Transcription dataset entries:
▶

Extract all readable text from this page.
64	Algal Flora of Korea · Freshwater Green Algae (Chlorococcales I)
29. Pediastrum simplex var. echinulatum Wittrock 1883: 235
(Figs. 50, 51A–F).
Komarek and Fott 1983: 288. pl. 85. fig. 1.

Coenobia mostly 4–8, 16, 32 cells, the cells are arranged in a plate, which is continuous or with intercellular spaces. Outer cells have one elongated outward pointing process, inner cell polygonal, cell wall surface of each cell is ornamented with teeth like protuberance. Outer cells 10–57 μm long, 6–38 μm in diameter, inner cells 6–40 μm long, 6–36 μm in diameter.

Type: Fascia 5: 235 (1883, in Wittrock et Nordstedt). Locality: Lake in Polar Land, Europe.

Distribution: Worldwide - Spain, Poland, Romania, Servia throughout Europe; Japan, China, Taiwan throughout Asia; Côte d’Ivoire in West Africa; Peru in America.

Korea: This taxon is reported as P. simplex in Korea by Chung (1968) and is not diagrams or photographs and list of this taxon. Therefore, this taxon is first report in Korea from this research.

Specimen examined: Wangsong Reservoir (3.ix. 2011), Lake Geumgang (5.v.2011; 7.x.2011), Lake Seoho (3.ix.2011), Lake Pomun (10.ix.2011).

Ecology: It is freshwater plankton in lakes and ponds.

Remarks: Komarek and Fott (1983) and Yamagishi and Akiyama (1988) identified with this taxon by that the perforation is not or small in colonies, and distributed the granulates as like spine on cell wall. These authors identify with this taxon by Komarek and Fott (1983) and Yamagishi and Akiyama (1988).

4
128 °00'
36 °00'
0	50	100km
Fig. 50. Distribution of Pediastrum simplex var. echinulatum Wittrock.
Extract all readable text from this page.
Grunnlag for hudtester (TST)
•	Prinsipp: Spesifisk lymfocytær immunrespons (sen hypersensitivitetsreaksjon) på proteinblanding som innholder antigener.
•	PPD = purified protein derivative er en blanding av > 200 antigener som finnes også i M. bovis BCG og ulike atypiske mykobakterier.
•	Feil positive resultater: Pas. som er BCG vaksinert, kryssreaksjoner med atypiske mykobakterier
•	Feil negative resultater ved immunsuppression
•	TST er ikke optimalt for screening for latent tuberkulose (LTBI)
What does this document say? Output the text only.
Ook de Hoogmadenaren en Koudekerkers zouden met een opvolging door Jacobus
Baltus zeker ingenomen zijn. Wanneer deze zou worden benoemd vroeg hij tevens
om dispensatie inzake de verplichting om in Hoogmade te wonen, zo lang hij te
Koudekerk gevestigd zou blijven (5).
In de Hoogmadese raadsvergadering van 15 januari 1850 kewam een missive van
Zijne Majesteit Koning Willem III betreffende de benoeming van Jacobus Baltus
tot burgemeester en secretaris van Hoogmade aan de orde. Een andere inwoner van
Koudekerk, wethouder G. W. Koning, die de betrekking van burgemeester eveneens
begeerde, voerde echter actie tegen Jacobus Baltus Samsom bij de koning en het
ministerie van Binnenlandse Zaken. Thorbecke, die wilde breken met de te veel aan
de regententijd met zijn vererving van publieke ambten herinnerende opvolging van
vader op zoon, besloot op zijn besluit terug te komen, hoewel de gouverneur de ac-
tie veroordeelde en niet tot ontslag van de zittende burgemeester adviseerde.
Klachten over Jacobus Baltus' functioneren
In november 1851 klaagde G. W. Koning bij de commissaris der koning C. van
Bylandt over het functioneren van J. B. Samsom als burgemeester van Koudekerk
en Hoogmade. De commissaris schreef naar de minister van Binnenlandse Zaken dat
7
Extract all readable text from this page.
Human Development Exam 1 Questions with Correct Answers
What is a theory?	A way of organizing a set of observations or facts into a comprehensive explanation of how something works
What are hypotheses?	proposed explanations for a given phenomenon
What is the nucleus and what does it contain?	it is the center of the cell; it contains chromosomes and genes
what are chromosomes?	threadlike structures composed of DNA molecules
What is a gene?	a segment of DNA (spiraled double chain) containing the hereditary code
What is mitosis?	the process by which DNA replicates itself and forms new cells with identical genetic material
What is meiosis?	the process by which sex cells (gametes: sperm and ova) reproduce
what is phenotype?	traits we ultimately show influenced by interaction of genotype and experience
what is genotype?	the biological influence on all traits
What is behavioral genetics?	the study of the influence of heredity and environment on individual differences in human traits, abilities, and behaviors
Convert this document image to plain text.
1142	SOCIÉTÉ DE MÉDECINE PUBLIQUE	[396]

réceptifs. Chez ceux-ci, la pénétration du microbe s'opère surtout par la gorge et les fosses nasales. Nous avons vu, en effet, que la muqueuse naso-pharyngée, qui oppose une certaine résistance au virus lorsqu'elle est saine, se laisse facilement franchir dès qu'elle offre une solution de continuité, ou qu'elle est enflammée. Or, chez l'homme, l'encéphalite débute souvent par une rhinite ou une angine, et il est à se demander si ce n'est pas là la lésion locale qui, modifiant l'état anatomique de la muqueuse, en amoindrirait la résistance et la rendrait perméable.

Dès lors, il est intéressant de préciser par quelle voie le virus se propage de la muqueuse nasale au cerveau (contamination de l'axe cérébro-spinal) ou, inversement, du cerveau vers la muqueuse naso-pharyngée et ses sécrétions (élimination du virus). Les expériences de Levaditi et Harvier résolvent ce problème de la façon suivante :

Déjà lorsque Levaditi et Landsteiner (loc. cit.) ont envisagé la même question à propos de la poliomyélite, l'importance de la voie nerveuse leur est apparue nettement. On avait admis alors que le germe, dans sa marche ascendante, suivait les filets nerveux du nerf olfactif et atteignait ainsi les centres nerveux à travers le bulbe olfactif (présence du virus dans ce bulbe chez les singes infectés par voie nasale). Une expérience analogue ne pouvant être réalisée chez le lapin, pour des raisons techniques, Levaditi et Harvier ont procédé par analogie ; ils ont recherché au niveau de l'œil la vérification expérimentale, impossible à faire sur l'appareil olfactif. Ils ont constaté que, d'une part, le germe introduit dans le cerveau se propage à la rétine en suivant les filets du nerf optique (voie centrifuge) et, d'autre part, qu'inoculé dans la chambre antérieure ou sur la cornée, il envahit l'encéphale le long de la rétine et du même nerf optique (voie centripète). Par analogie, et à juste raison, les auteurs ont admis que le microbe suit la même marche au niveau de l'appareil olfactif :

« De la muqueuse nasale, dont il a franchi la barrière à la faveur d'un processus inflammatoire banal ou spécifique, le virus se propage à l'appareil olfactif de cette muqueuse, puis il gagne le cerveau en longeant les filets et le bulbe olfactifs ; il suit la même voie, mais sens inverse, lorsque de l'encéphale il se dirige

◀

About this exercise:
Write the entries above out again, verbatim.

Task output:
Extract all readable text from this page.
64	Algal Flora of Korea · Freshwater Green Algae (Chlorococcales I)
29. Pediastrum simplex var. echinulatum Wittrock 1883: 235
(Figs. 50, 51A–F).
Komarek and Fott 1983: 288. pl. 85. fig. 1.

Coenobia mostly 4–8, 16, 32 cells, the cells are arranged in a plate, which is continuous or with intercellular spaces. Outer cells have one elongated outward pointing process, inner cell polygonal, cell wall surface of each cell is ornamented with teeth like protuberance. Outer cells 10–57 μm long, 6–38 μm in diameter, inner cells 6–40 μm long, 6–36 μm in diameter.

Type: Fascia 5: 235 (1883, in Wittrock et Nordstedt). Locality: Lake in Polar Land, Europe.

Distribution: Worldwide - Spain, Poland, Romania, Servia throughout Europe; Japan, China, Taiwan throughout Asia; Côte d’Ivoire in West Africa; Peru in America.

Korea: This taxon is reported as P. simplex in Korea by Chung (1968) and is not diagrams or photographs and list of this taxon. Therefore, this taxon is first report in Korea from this research.

Specimen examined: Wangsong Reservoir (3.ix. 2011), Lake Geumgang (5.v.2011; 7.x.2011), Lake Seoho (3.ix.2011), Lake Pomun (10.ix.2011).

Ecology: It is freshwater plankton in lakes and ponds.

Remarks: Komarek and Fott (1983) and Yamagishi and Akiyama (1988) identified with this taxon by that the perforation is not or small in colonies, and distributed the granulates as like spine on cell wall. These authors identify with this taxon by Komarek and Fott (1983) and Yamagishi and Akiyama (1988).

4
128 °00'
36 °00'
0	50	100km
Fig. 50. Distribution of Pediastrum simplex var. echinulatum Wittrock.
Extract all readable text from this page.
Grunnlag for hudtester (TST)
•	Prinsipp: Spesifisk lymfocytær immunrespons (sen hypersensitivitetsreaksjon) på proteinblanding som innholder antigener.
•	PPD = purified protein derivative er en blanding av > 200 antigener som finnes også i M. bovis BCG og ulike atypiske mykobakterier.
•	Feil positive resultater: Pas. som er BCG vaksinert, kryssreaksjoner med atypiske mykobakterier
•	Feil negative resultater ved immunsuppression
•	TST er ikke optimalt for screening for latent tuberkulose (LTBI)
What does this document say? Output the text only.
Ook de Hoogmadenaren en Koudekerkers zouden met een opvolging door Jacobus
Baltus zeker ingenomen zijn. Wanneer deze zou worden benoemd vroeg hij tevens
om dispensatie inzake de verplichting om in Hoogmade te wonen, zo lang hij te
Koudekerk gevestigd zou blijven (5).
In de Hoogmadese raadsvergadering van 15 januari 1850 kewam een missive van
Zijne Majesteit Koning Willem III betreffende de benoeming van Jacobus Baltus
tot burgemeester en secretaris van Hoogmade aan de orde. Een andere inwoner van
Koudekerk, wethouder G. W. Koning, die de betrekking van burgemeester eveneens
begeerde, voerde echter actie tegen Jacobus Baltus Samsom bij de koning en het
ministerie van Binnenlandse Zaken. Thorbecke, die wilde breken met de te veel aan
de regententijd met zijn vererving van publieke ambten herinnerende opvolging van
vader op zoon, besloot op zijn besluit terug te komen, hoewel de gouverneur de ac-
tie veroordeelde en niet tot ontslag van de zittende burgemeester adviseerde.
Klachten over Jacobus Baltus' functioneren
In november 1851 klaagde G. W. Koning bij de commissaris der koning C. van
Bylandt over het functioneren van J. B. Samsom als burgemeester van Koudekerk
en Hoogmade. De commissaris schreef naar de minister van Binnenlandse Zaken dat
7
Extract all readable text from this page.
Human Development Exam 1 Questions with Correct Answers
What is a theory?	A way of organizing a set of observations or facts into a comprehensive explanation of how something works
What are hypotheses?	proposed explanations for a given phenomenon
What is the nucleus and what does it contain?	it is the center of the cell; it contains chromosomes and genes
what are chromosomes?	threadlike structures composed of DNA molecules
What is a gene?	a segment of DNA (spiraled double chain) containing the hereditary code
What is mitosis?	the process by which DNA replicates itself and forms new cells with identical genetic material
What is meiosis?	the process by which sex cells (gametes: sperm and ova) reproduce
what is phenotype?	traits we ultimately show influenced by interaction of genotype and experience
what is genotype?	the biological influence on all traits
What is behavioral genetics?	the study of the influence of heredity and environment on individual differences in human traits, abilities, and behaviors
Convert this document image to plain text.
1142	SOCIÉTÉ DE MÉDECINE PUBLIQUE	[396]

réceptifs. Chez ceux-ci, la pénétration du microbe s'opère surtout par la gorge et les fosses nasales. Nous avons vu, en effet, que la muqueuse naso-pharyngée, qui oppose une certaine résistance au virus lorsqu'elle est saine, se laisse facilement franchir dès qu'elle offre une solution de continuité, ou qu'elle est enflammée. Or, chez l'homme, l'encéphalite débute souvent par une rhinite ou une angine, et il est à se demander si ce n'est pas là la lésion locale qui, modifiant l'état anatomique de la muqueuse, en amoindrirait la résistance et la rendrait perméable.

Dès lors, il est intéressant de préciser par quelle voie le virus se propage de la muqueuse nasale au cerveau (contamination de l'axe cérébro-spinal) ou, inversement, du cerveau vers la muqueuse naso-pharyngée et ses sécrétions (élimination du virus). Les expériences de Levaditi et Harvier résolvent ce problème de la façon suivante :

Déjà lorsque Levaditi et Landsteiner (loc. cit.) ont envisagé la même question à propos de la poliomyélite, l'importance de la voie nerveuse leur est apparue nettement. On avait admis alors que le germe, dans sa marche ascendante, suivait les filets nerveux du nerf olfactif et atteignait ainsi les centres nerveux à travers le bulbe olfactif (présence du virus dans ce bulbe chez les singes infectés par voie nasale). Une expérience analogue ne pouvant être réalisée chez le lapin, pour des raisons techniques, Levaditi et Harvier ont procédé par analogie ; ils ont recherché au niveau de l'œil la vérification expérimentale, impossible à faire sur l'appareil olfactif. Ils ont constaté que, d'une part, le germe introduit dans le cerveau se propage à la rétine en suivant les filets du nerf optique (voie centrifuge) et, d'autre part, qu'inoculé dans la chambre antérieure ou sur la cornée, il envahit l'encéphale le long de la rétine et du même nerf optique (voie centripète). Par analogie, et à juste raison, les auteurs ont admis que le microbe suit la même marche au niveau de l'appareil olfactif :

« De la muqueuse nasale, dont il a franchi la barrière à la faveur d'un processus inflammatoire banal ou spécifique, le virus se propage à l'appareil olfactif de cette muqueuse, puis il gagne le cerveau en longeant les filets et le bulbe olfactifs ; il suit la même voie, mais sens inverse, lorsque de l'encéphale il se dirige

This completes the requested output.